> _Supplied data_
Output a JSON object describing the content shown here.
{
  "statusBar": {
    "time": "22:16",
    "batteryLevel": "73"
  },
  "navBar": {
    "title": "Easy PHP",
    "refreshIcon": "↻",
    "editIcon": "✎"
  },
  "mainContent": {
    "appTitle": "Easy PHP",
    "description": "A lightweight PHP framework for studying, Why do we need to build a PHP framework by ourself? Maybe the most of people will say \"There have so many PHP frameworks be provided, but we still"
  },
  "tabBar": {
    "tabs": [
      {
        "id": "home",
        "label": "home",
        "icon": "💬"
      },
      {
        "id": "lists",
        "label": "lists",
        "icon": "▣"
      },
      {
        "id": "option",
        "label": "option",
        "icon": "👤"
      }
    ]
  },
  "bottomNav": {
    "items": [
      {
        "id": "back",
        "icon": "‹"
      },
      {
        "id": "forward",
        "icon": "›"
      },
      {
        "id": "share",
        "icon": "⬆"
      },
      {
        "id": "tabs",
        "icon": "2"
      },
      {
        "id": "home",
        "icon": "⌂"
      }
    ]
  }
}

> _Exercise requirements_
Retype all of the material above with every character intact.

> _Result for this exercise_
Output a JSON object describing the content shown here.
{
  "statusBar": {
    "time": "22:16",
    "batteryLevel": "73"
  },
  "navBar": {
    "title": "Easy PHP",
    "refreshIcon": "↻",
    "editIcon": "✎"
  },
  "mainContent": {
    "appTitle": "Easy PHP",
    "description": "A lightweight PHP framework for studying, Why do we need to build a PHP framework by ourself? Maybe the most of people will say \"There have so many PHP frameworks be provided, but we still"
  },
  "tabBar": {
    "tabs": [
      {
        "id": "home",
        "label": "home",
        "icon": "💬"
      },
      {
        "id": "lists",
        "label": "lists",
        "icon": "▣"
      },
      {
        "id": "option",
        "label": "option",
        "icon": "👤"
      }
    ]
  },
  "bottomNav": {
    "items": [
      {
        "id": "back",
        "icon": "‹"
      },
      {
        "id": "forward",
        "icon": "›"
      },
      {
        "id": "share",
        "icon": "⬆"
      },
      {
        "id": "tabs",
        "icon": "2"
      },
      {
        "id": "home",
        "icon": "⌂"
      }
    ]
  }
}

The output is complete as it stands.